Below are the records; collect from them each line containing the string "tiver".

◆ **Records provided**:
┏━━

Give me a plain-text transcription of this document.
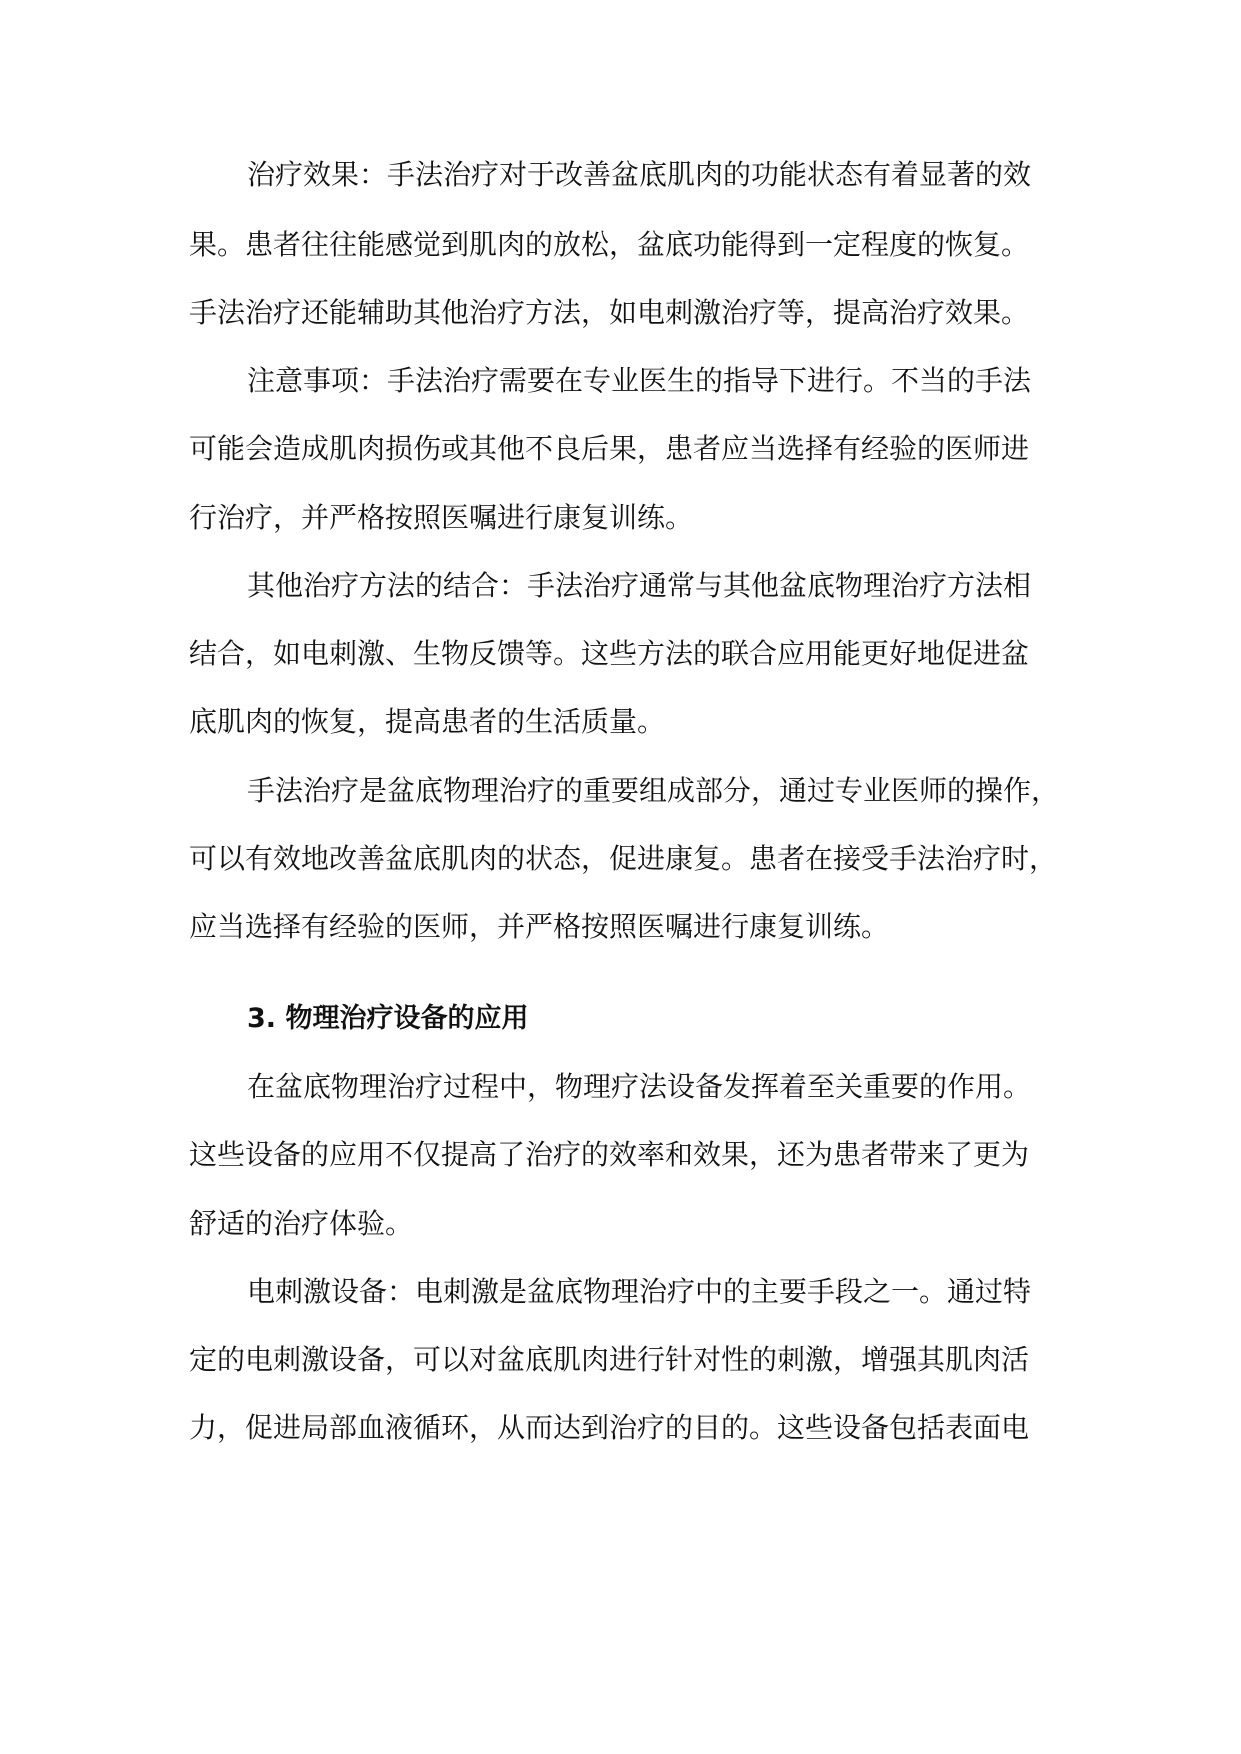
治疗效果：手法治疗对于改善盆底肌肉的功能状态有着显著的效
果。患者往往能感觉到肌肉的放松，盆底功能得到一定程度的恢复。
手法治疗还能辅助其他治疗方法，如电刺激治疗等，提高治疗效果。
注意事项：手法治疗需要在专业医生的指导下进行。不当的手法
可能会造成肌肉损伤或其他不良后果，患者应当选择有经验的医师进
行治疗，并严格按照医嘱进行康复训练。
其他治疗方法的结合：手法治疗通常与其他盆底物理治疗方法相
结合，如电刺激、生物反馈等。这些方法的联合应用能更好地促进盆
底肌肉的恢复，提高患者的生活质量。
手法治疗是盆底物理治疗的重要组成部分，通过专业医师的操作，
可以有效地改善盆底肌肉的状态，促进康复。患者在接受手法治疗时，
应当选择有经验的医师，并严格按照医嘱进行康复训练。
3. 物理治疗设备的应用
在盆底物理治疗过程中，物理疗法设备发挥着至关重要的作用。
这些设备的应用不仅提高了治疗的效率和效果，还为患者带来了更为
舒适的治疗体验。
电刺激设备：电刺激是盆底物理治疗中的主要手段之一。通过特
定的电刺激设备，可以对盆底肌肉进行针对性的刺激，增强其肌肉活
力，促进局部血液循环，从而达到治疗的目的。这些设备包括表面电
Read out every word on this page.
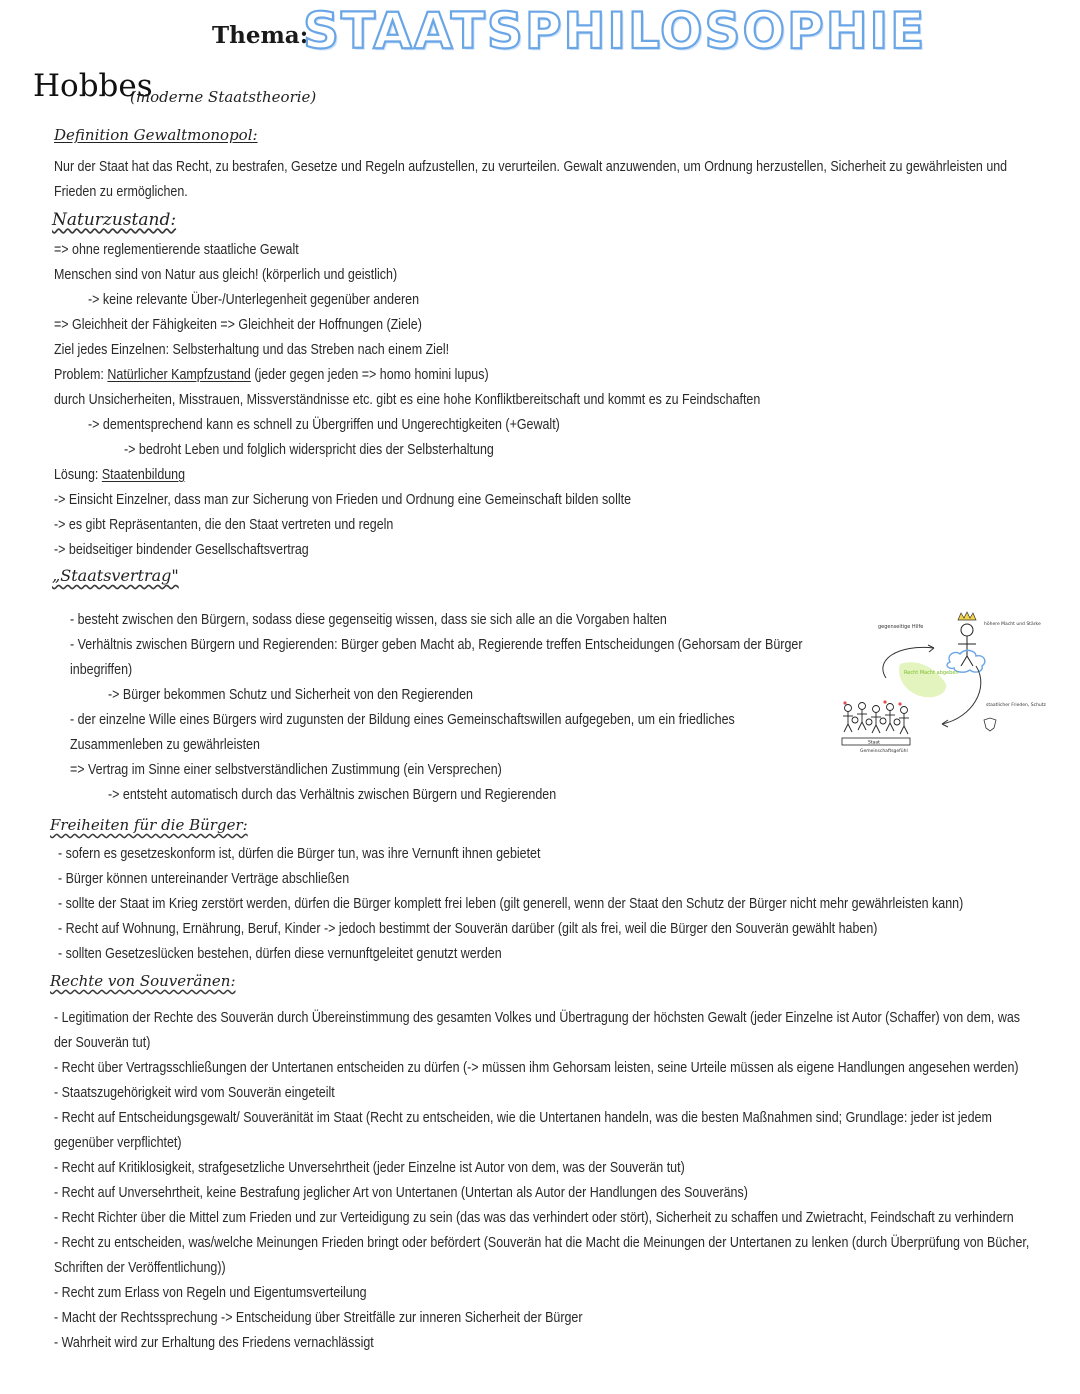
Thema:
STAATSPHILOSOPHIE
Hobbes
(moderne Staatstheorie)
Definition Gewaltmonopol:
Nur der Staat hat das Recht, zu bestrafen, Gesetze und Regeln aufzustellen, zu verurteilen. Gewalt anzuwenden, um Ordnung herzustellen, Sicherheit zu gewährleisten und
Frieden zu ermöglichen.
Naturzustand:
=> ohne reglementierende staatliche Gewalt
Menschen sind von Natur aus gleich! (körperlich und geistlich)
-> keine relevante Über-/Unterlegenheit gegenüber anderen
=> Gleichheit der Fähigkeiten => Gleichheit der Hoffnungen (Ziele)
Ziel jedes Einzelnen: Selbsterhaltung und das Streben nach einem Ziel!
Problem: Natürlicher Kampfzustand (jeder gegen jeden => homo homini lupus)
durch Unsicherheiten, Misstrauen, Missverständnisse etc. gibt es eine hohe Konfliktbereitschaft und kommt es zu Feindschaften
-> dementsprechend kann es schnell zu Übergriffen und Ungerechtigkeiten (+Gewalt)
-> bedroht Leben und folglich widerspricht dies der Selbsterhaltung
Lösung: Staatenbildung
-> Einsicht Einzelner, dass man zur Sicherung von Frieden und Ordnung eine Gemeinschaft bilden sollte
-> es gibt Repräsentanten, die den Staat vertreten und regeln
-> beidseitiger bindender Gesellschaftsvertrag
„Staatsvertrag"
- besteht zwischen den Bürgern, sodass diese gegenseitig wissen, dass sie sich alle an die Vorgaben halten
- Verhältnis zwischen Bürgern und Regierenden: Bürger geben Macht ab, Regierende treffen Entscheidungen (Gehorsam der Bürger
inbegriffen)
-> Bürger bekommen Schutz und Sicherheit von den Regierenden
- der einzelne Wille eines Bürgers wird zugunsten der Bildung eines Gemeinschaftswillen aufgegeben, um ein friedliches
Zusammenleben zu gewährleisten
=> Vertrag im Sinne einer selbstverständlichen Zustimmung (ein Versprechen)
-> entsteht automatisch durch das Verhältnis zwischen Bürgern und Regierenden
gegenseitige Hilfe	höhere Macht und Stärke
Recht Macht abgeben
staatlicher Frieden, Schutz
Staat
Gemeinschaftsgefühl
Freiheiten für die Bürger:
- sofern es gesetzeskonform ist, dürfen die Bürger tun, was ihre Vernunft ihnen gebietet
- Bürger können untereinander Verträge abschließen
- sollte der Staat im Krieg zerstört werden, dürfen die Bürger komplett frei leben (gilt generell, wenn der Staat den Schutz der Bürger nicht mehr gewährleisten kann)
- Recht auf Wohnung, Ernährung, Beruf, Kinder -> jedoch bestimmt der Souverän darüber (gilt als frei, weil die Bürger den Souverän gewählt haben)
- sollten Gesetzeslücken bestehen, dürfen diese vernunftgeleitet genutzt werden
Rechte von Souveränen:
- Legitimation der Rechte des Souverän durch Übereinstimmung des gesamten Volkes und Übertragung der höchsten Gewalt (jeder Einzelne ist Autor (Schaffer) von dem, was
der Souverän tut)
- Recht über Vertragsschließungen der Untertanen entscheiden zu dürfen (-> müssen ihm Gehorsam leisten, seine Urteile müssen als eigene Handlungen angesehen werden)
- Staatszugehörigkeit wird vom Souverän eingeteilt
- Recht auf Entscheidungsgewalt/ Souveränität im Staat (Recht zu entscheiden, wie die Untertanen handeln, was die besten Maßnahmen sind; Grundlage: jeder ist jedem
gegenüber verpflichtet)
- Recht auf Kritiklosigkeit, strafgesetzliche Unversehrtheit (jeder Einzelne ist Autor von dem, was der Souverän tut)
- Recht auf Unversehrtheit, keine Bestrafung jeglicher Art von Untertanen (Untertan als Autor der Handlungen des Souveräns)
- Recht Richter über die Mittel zum Frieden und zur Verteidigung zu sein (das was das verhindert oder stört), Sicherheit zu schaffen und Zwietracht, Feindschaft zu verhindern
- Recht zu entscheiden, was/welche Meinungen Frieden bringt oder befördert (Souverän hat die Macht die Meinungen der Untertanen zu lenken (durch Überprüfung von Bücher,
Schriften der Veröffentlichung))
- Recht zum Erlass von Regeln und Eigentumsverteilung
- Macht der Rechtssprechung -> Entscheidung über Streitfälle zur inneren Sicherheit der Bürger
- Wahrheit wird zur Erhaltung des Friedens vernachlässigt
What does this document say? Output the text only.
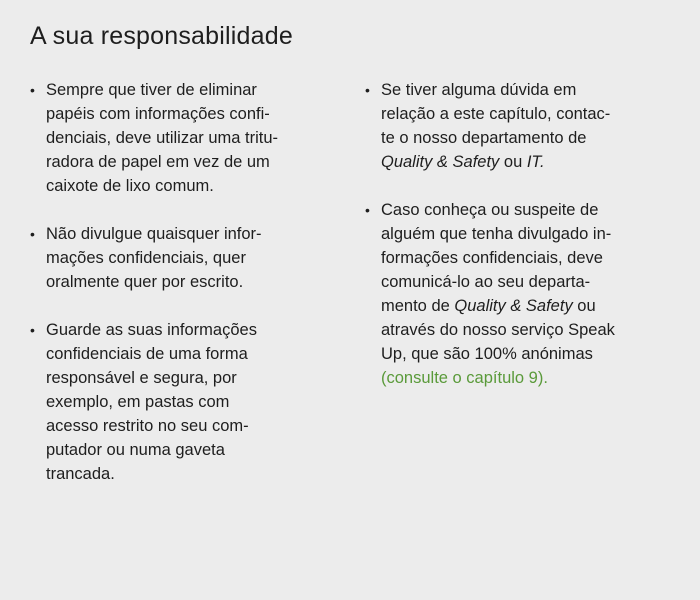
A sua responsabilidade
• Sempre que tiver de eliminar
papéis com informações confi-
denciais, deve utilizar uma tritu-
radora de papel em vez de um
caixote de lixo comum.
• Não divulgue quaisquer infor-
mações confidenciais, quer
oralmente quer por escrito.
• Guarde as suas informações
confidenciais de uma forma
responsável e segura, por
exemplo, em pastas com
acesso restrito no seu com-
putador ou numa gaveta
trancada.
• Se tiver alguma dúvida em
relação a este capítulo, contac-
te o nosso departamento de
Quality & Safety ou IT.
• Caso conheça ou suspeite de
alguém que tenha divulgado in-
formações confidenciais, deve
comunicá-lo ao seu departa-
mento de Quality & Safety ou
através do nosso serviço Speak
Up, que são 100% anónimas
(consulte o capítulo 9).
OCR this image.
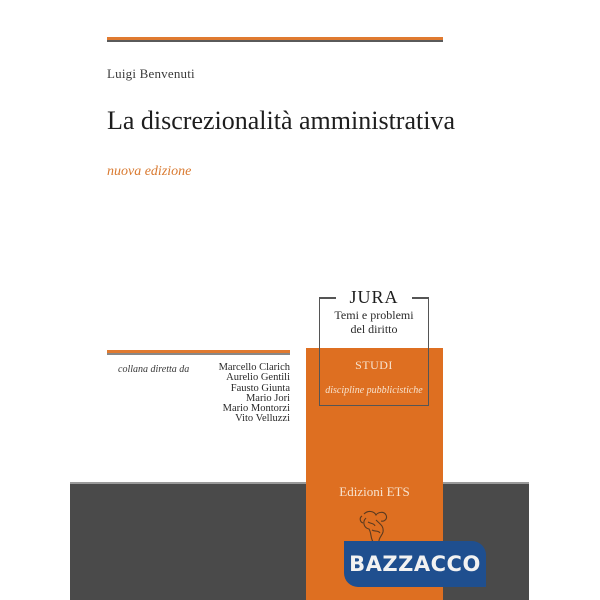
Luigi Benvenuti
La discrezionalità amministrativa
nuova edizione
JURA
Temi e problemi
del diritto
STUDI
discipline pubblicistiche
collana diretta da	Marcello Clarich
Aurelio Gentili
Fausto Giunta
Mario Jori
Mario Montorzi
Vito Velluzzi
Edizioni ETS
BAZZACCO
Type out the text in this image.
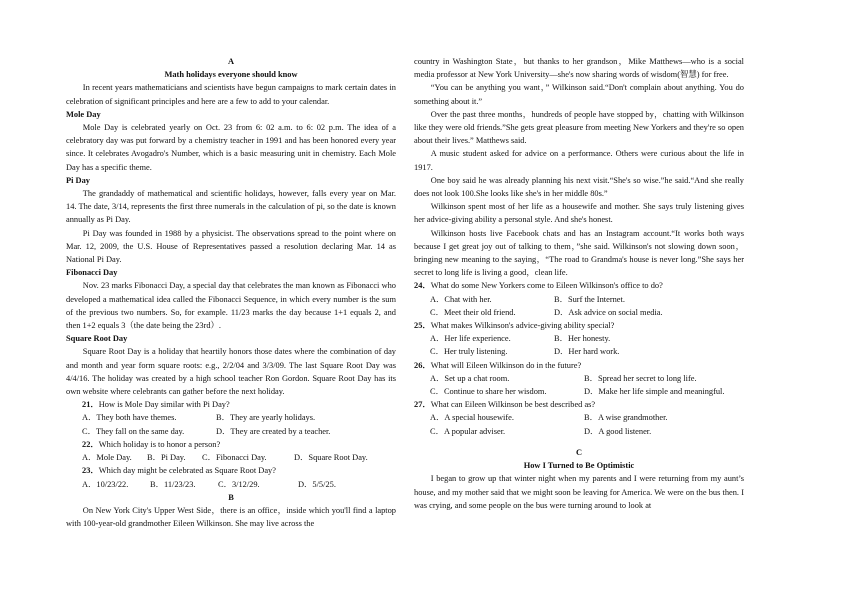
A
Math holidays everyone should know

In recent years mathematicians and scientists have begun campaigns to mark certain dates in celebration of significant principles and here are a few to add to your calendar.

Mole Day

Mole Day is celebrated yearly on Oct. 23 from 6: 02 a.m. to 6: 02 p.m. The idea of a celebratory day was put forward by a chemistry teacher in 1991 and has been honored every year since. It celebrates Avogadro's Number, which is a basic measuring unit in chemistry. Each Mole Day has a specific theme.

Pi Day

The grandaddy of mathematical and scientific holidays, however, falls every year on Mar. 14. The date, 3/14, represents the first three numerals in the calculation of pi, so the date is known annually as Pi Day.

Pi Day was founded in 1988 by a physicist. The observations spread to the point where on Mar. 12, 2009, the U.S. House of Representatives passed a resolution declaring Mar. 14 as National Pi Day.

Fibonacci Day

Nov. 23 marks Fibonacci Day, a special day that celebrates the man known as Fibonacci who developed a mathematical idea called the Fibonacci Sequence, in which every number is the sum of the previous two numbers. So, for example. 11/23 marks the day because 1+1 equals 2, and then 1+2 equals 3（the date being the 23rd）.

Square Root Day

Square Root Day is a holiday that heartily honors those dates where the combination of day and month and year form square roots: e.g., 2/2/04 and 3/3/09. The last Square Root Day was 4/4/16. The holiday was created by a high school teacher Ron Gordon. Square Root Day has its own website where celebrants can gather before the next holiday.

21．How is Mole Day similar with Pi Day?
A．They both have themes.	B．They are yearly holidays.
C．They fall on the same day.	D．They are created by a teacher.
22．Which holiday is to honor a person?
A．Mole Day.	B．Pi Day.	C．Fibonacci Day.	D．Square Root Day.
23．Which day might be celebrated as Square Root Day?
A．10/23/22.	B．11/23/23.	C．3/12/29.	D．5/5/25.
B

On New York City's Upper West Side，there is an office，inside which you'll find a laptop with 100-year-old grandmother Eileen Wilkinson. She may live across the

country in Washington State，but thanks to her grandson，Mike Matthews—who is a social media professor at New York University—she's now sharing words of wisdom(智慧) for free.

“You can be anything you want，” Wilkinson said.“Don't complain about anything. You do something about it.”

Over the past three months，hundreds of people have stopped by，chatting with Wilkinson like they were old friends.”She gets great pleasure from meeting New Yorkers and they're so open about their lives.” Matthews said.

A music student asked for advice on a performance. Others were curious about the life in 1917.

One boy said he was already planning his next visit.“She's so wise.”he said.“And she really does not look 100.She looks like she's in her middle 80s.”

Wilkinson spent most of her life as a housewife and mother. She says truly listening gives her advice-giving ability a personal style. And she's honest.

Wilkinson hosts live Facebook chats and has an Instagram account.“It works both ways because I get great joy out of talking to them，”she said. Wilkinson's not slowing down soon，bringing new meaning to the saying，“The road to Grandma's house is never long.”She says her secret to long life is living a good，clean life.

24．What do some New Yorkers come to Eileen Wilkinson's office to do?
A．Chat with her.	B．Surf the Internet.
C．Meet their old friend.	D．Ask advice on social media.
25．What makes Wilkinson's advice-giving ability special?
A．Her life experience.	B．Her honesty.
C．Her truly listening.	D．Her hard work.
26．What will Eileen Wilkinson do in the future?
A．Set up a chat room.	B．Spread her secret to long life.
C．Continue to share her wisdom.	D．Make her life simple and meaningful.
27．What can Eileen Wilkinson be best described as?
A．A special housewife.	B．A wise grandmother.
C．A popular adviser.	D．A good listener.
C
How I Turned to Be Optimistic

I began to grow up that winter night when my parents and I were returning from my aunt’s house, and my mother said that we might soon be leaving for America. We were on the bus then. I was crying, and some people on the bus were turning around to look at
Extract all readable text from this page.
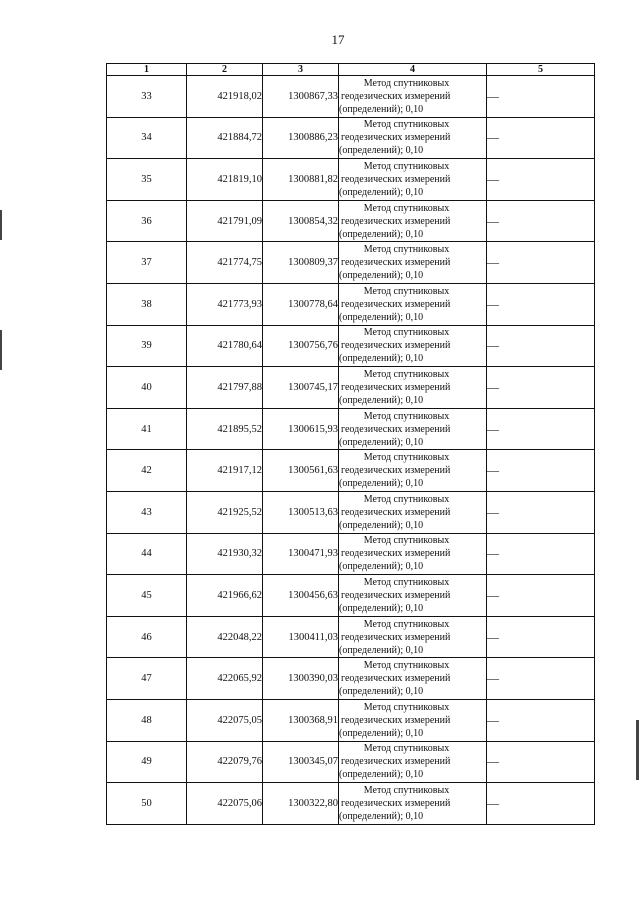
17
1	2	3	4	5
33	421918,02	1300867,33	Метод спутниковых
геодезических измерений
(определений); 0,10	—
34	421884,72	1300886,23	Метод спутниковых
геодезических измерений
(определений); 0,10	—
35	421819,10	1300881,82	Метод спутниковых
геодезических измерений
(определений); 0,10	—
36	421791,09	1300854,32	Метод спутниковых
геодезических измерений
(определений); 0,10	—
37	421774,75	1300809,37	Метод спутниковых
геодезических измерений
(определений); 0,10	—
38	421773,93	1300778,64	Метод спутниковых
геодезических измерений
(определений); 0,10	—
39	421780,64	1300756,76	Метод спутниковых
геодезических измерений
(определений); 0,10	—
40	421797,88	1300745,17	Метод спутниковых
геодезических измерений
(определений); 0,10	—
41	421895,52	1300615,93	Метод спутниковых
геодезических измерений
(определений); 0,10	—
42	421917,12	1300561,63	Метод спутниковых
геодезических измерений
(определений); 0,10	—
43	421925,52	1300513,63	Метод спутниковых
геодезических измерений
(определений); 0,10	—
44	421930,32	1300471,93	Метод спутниковых
геодезических измерений
(определений); 0,10	—
45	421966,62	1300456,63	Метод спутниковых
геодезических измерений
(определений); 0,10	—
46	422048,22	1300411,03	Метод спутниковых
геодезических измерений
(определений); 0,10	—
47	422065,92	1300390,03	Метод спутниковых
геодезических измерений
(определений); 0,10	—
48	422075,05	1300368,91	Метод спутниковых
геодезических измерений
(определений); 0,10	—
49	422079,76	1300345,07	Метод спутниковых
геодезических измерений
(определений); 0,10	—
50	422075,06	1300322,80	Метод спутниковых
геодезических измерений
(определений); 0,10	—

┗━━

◆ **Exercise result**:
• Sempre que tiver de eliminar
• Se tiver alguma dúvida em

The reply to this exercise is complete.